### What is expected
From the first line to the last, repeat the records exactly and skip the pictures.

### Raw data
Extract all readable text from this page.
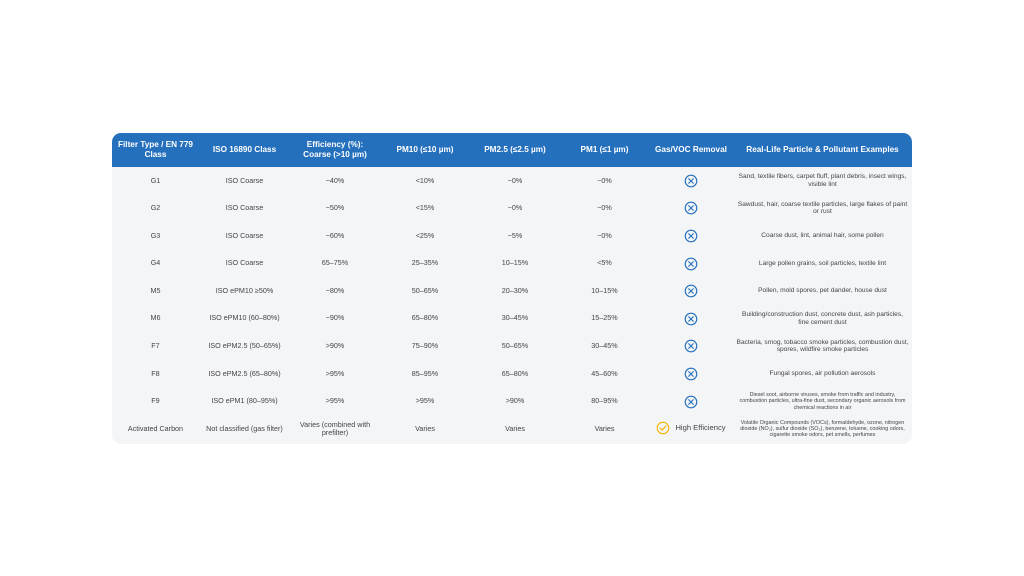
Filter Type / EN 779 Class	ISO 16890 Class	Efficiency (%): Coarse (>10 µm)	PM10 (≤10 µm)	PM2.5 (≤2.5 µm)	PM1 (≤1 µm)	Gas/VOC Removal	Real-Life Particle & Pollutant Examples
G1	ISO Coarse	~40%	<10%	~0%	~0%		Sand, textile fibers, carpet fluff, plant debris, insect wings, visible lint
G2	ISO Coarse	~50%	<15%	~0%	~0%		Sawdust, hair, coarse textile particles, large flakes of paint or rust
G3	ISO Coarse	~60%	<25%	~5%	~0%		Coarse dust, lint, animal hair, some pollen
G4	ISO Coarse	65–75%	25–35%	10–15%	<5%		Large pollen grains, soil particles, textile lint
M5	ISO ePM10 ≥50%	~80%	50–65%	20–30%	10–15%		Pollen, mold spores, pet dander, house dust
M6	ISO ePM10 (60–80%)	~90%	65–80%	30–45%	15–25%		Building/construction dust, concrete dust, ash particles, fine cement dust
F7	ISO ePM2.5 (50–65%)	>90%	75–90%	50–65%	30–45%		Bacteria, smog, tobacco smoke particles, combustion dust, spores, wildfire smoke particles
F8	ISO ePM2.5 (65–80%)	>95%	85–95%	65–80%	45–60%		Fungal spores, air pollution aerosols
F9	ISO ePM1 (80–95%)	>95%	>95%	>90%	80–95%		Diesel soot, airborne viruses, smoke from traffic and industry, combustion particles, ultra-fine dust, secondary organic aerosols from chemical reactions in air
Activated Carbon	Not classified (gas filter)	Varies (combined with prefilter)	Varies	Varies	Varies	High Efficiency	Volatile Organic Compounds (VOCs), formaldehyde, ozone, nitrogen dioxide (NO₂), sulfur dioxide (SO₂), benzene, toluene, cooking odors, cigarette smoke odors, pet smells, perfumes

### Response to this exercise
Extract all readable text from this page.
Filter Type / EN 779 Class	ISO 16890 Class	Efficiency (%): Coarse (>10 µm)	PM10 (≤10 µm)	PM2.5 (≤2.5 µm)	PM1 (≤1 µm)	Gas/VOC Removal	Real-Life Particle & Pollutant Examples
G1	ISO Coarse	~40%	<10%	~0%	~0%		Sand, textile fibers, carpet fluff, plant debris, insect wings, visible lint
G2	ISO Coarse	~50%	<15%	~0%	~0%		Sawdust, hair, coarse textile particles, large flakes of paint or rust
G3	ISO Coarse	~60%	<25%	~5%	~0%		Coarse dust, lint, animal hair, some pollen
G4	ISO Coarse	65–75%	25–35%	10–15%	<5%		Large pollen grains, soil particles, textile lint
M5	ISO ePM10 ≥50%	~80%	50–65%	20–30%	10–15%		Pollen, mold spores, pet dander, house dust
M6	ISO ePM10 (60–80%)	~90%	65–80%	30–45%	15–25%		Building/construction dust, concrete dust, ash particles, fine cement dust
F7	ISO ePM2.5 (50–65%)	>90%	75–90%	50–65%	30–45%		Bacteria, smog, tobacco smoke particles, combustion dust, spores, wildfire smoke particles
F8	ISO ePM2.5 (65–80%)	>95%	85–95%	65–80%	45–60%		Fungal spores, air pollution aerosols
F9	ISO ePM1 (80–95%)	>95%	>95%	>90%	80–95%		Diesel soot, airborne viruses, smoke from traffic and industry, combustion particles, ultra-fine dust, secondary organic aerosols from chemical reactions in air
Activated Carbon	Not classified (gas filter)	Varies (combined with prefilter)	Varies	Varies	Varies	High Efficiency	Volatile Organic Compounds (VOCs), formaldehyde, ozone, nitrogen dioxide (NO₂), sulfur dioxide (SO₂), benzene, toluene, cooking odors, cigarette smoke odors, pet smells, perfumes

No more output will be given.